# What is asked
Tally the lines in the data that follows that include the word "JSON", and report nothing but the total.

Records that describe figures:
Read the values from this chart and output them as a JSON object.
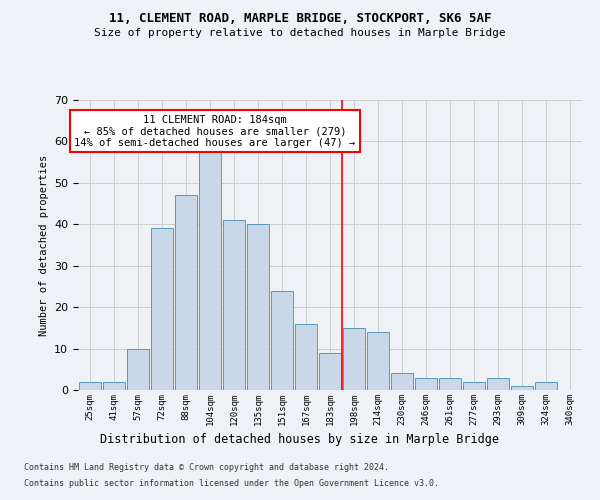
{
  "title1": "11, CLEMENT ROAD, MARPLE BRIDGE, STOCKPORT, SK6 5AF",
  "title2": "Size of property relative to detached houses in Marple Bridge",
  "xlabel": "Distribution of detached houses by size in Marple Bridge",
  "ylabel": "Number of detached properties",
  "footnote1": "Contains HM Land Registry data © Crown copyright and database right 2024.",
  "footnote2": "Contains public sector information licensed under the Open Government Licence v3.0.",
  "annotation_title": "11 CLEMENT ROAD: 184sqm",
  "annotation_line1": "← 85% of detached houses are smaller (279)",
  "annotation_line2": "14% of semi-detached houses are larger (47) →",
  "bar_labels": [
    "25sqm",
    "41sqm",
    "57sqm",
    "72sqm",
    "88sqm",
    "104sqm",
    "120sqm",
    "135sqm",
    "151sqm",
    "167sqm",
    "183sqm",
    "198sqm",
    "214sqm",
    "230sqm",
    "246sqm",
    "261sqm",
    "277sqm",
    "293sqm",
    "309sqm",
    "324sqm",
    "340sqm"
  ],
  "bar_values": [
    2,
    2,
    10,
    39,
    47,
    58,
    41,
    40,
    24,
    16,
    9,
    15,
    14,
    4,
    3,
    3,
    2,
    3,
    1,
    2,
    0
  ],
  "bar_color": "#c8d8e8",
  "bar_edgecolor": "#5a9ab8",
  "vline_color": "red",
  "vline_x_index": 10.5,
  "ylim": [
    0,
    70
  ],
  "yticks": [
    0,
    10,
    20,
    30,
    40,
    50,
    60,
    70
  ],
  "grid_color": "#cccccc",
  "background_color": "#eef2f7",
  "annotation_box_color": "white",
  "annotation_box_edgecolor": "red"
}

* * *

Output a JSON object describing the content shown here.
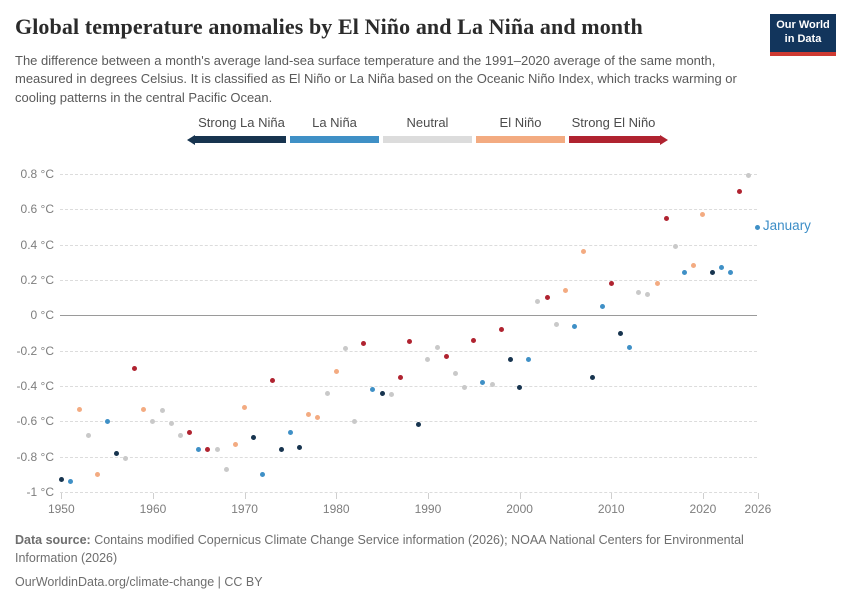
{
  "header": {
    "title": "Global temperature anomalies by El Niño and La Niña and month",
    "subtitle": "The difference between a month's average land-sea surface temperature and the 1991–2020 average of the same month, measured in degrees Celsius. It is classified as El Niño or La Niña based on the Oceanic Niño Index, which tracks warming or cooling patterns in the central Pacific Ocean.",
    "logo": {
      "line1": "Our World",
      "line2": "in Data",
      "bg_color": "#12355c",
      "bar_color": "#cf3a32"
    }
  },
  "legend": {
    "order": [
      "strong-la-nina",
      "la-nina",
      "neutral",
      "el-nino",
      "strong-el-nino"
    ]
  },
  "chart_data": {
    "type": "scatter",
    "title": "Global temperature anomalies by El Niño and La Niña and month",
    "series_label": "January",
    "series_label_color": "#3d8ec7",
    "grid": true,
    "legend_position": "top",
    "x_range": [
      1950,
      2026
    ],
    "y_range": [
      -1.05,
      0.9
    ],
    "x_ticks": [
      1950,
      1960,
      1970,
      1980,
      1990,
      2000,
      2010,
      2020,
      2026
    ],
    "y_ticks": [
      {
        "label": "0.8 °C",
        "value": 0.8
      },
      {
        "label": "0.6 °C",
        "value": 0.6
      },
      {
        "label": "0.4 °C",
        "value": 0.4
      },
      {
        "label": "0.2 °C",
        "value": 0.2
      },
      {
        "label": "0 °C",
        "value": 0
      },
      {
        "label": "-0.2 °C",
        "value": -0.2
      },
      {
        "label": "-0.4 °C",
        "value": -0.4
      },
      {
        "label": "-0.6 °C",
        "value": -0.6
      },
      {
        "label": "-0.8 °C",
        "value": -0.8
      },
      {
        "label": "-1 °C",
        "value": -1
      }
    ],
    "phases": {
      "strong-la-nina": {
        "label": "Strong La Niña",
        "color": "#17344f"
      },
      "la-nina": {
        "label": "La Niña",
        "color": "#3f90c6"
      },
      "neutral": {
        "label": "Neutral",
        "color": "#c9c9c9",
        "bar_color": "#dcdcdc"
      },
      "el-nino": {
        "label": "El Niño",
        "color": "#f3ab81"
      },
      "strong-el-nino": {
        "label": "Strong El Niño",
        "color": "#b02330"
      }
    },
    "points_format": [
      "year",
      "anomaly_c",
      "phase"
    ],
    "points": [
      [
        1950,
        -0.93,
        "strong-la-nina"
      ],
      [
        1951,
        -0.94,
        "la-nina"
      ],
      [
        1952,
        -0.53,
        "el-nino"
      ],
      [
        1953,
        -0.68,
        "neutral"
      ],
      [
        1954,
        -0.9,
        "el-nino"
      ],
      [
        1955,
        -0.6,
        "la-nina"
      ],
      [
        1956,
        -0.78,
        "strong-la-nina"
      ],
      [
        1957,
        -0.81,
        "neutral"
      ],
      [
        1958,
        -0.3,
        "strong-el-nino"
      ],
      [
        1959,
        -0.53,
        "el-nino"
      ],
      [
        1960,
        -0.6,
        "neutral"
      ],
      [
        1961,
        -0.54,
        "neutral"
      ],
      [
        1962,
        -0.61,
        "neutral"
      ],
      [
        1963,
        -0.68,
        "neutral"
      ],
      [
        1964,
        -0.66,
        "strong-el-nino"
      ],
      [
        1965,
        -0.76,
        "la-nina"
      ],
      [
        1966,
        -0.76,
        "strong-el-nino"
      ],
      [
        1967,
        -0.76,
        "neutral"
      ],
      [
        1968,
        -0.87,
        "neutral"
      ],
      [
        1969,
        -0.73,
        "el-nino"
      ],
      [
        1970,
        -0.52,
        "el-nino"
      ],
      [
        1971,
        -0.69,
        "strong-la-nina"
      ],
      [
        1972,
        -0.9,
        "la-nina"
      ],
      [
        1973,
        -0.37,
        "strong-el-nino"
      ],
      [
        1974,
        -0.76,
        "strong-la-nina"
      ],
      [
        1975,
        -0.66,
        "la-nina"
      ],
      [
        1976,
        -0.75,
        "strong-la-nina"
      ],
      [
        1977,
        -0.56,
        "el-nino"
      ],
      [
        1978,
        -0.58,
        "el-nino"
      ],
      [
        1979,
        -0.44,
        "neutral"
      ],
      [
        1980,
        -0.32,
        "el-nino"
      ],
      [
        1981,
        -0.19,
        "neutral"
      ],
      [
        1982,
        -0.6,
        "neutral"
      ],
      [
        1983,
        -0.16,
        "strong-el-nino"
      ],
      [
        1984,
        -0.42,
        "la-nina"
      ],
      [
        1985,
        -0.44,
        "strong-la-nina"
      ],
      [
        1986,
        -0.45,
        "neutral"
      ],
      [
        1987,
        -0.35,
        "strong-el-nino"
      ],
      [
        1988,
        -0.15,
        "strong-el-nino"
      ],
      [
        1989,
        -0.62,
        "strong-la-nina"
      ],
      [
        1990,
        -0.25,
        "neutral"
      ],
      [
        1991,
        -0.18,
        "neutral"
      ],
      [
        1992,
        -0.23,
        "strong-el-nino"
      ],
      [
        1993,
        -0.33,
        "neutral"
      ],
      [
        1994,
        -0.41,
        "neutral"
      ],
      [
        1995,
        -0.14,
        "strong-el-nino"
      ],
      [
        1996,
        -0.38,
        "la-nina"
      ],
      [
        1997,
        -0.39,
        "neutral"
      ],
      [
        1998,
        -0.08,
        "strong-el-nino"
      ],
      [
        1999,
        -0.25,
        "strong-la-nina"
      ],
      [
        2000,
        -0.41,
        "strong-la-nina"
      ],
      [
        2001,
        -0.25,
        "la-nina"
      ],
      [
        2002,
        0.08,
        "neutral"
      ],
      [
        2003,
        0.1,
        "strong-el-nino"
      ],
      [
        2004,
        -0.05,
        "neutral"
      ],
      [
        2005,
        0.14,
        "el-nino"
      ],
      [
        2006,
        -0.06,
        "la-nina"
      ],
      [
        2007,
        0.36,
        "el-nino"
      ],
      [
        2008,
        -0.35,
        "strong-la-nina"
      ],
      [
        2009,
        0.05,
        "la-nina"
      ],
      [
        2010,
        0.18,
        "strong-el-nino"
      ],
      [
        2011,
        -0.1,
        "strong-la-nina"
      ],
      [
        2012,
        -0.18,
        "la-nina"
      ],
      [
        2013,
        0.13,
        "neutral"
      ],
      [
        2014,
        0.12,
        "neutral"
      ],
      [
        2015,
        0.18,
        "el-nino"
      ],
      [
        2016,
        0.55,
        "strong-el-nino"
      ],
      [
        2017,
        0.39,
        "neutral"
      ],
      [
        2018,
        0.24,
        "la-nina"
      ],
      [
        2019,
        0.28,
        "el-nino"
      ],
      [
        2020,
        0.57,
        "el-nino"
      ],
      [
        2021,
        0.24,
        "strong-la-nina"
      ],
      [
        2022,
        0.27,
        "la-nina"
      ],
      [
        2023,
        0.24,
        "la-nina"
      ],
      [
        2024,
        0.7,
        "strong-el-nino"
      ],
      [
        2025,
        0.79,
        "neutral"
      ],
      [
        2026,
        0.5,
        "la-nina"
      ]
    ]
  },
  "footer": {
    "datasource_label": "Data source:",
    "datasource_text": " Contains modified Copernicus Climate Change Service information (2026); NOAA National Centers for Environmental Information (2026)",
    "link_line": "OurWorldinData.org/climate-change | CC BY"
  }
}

# Answer to the task
2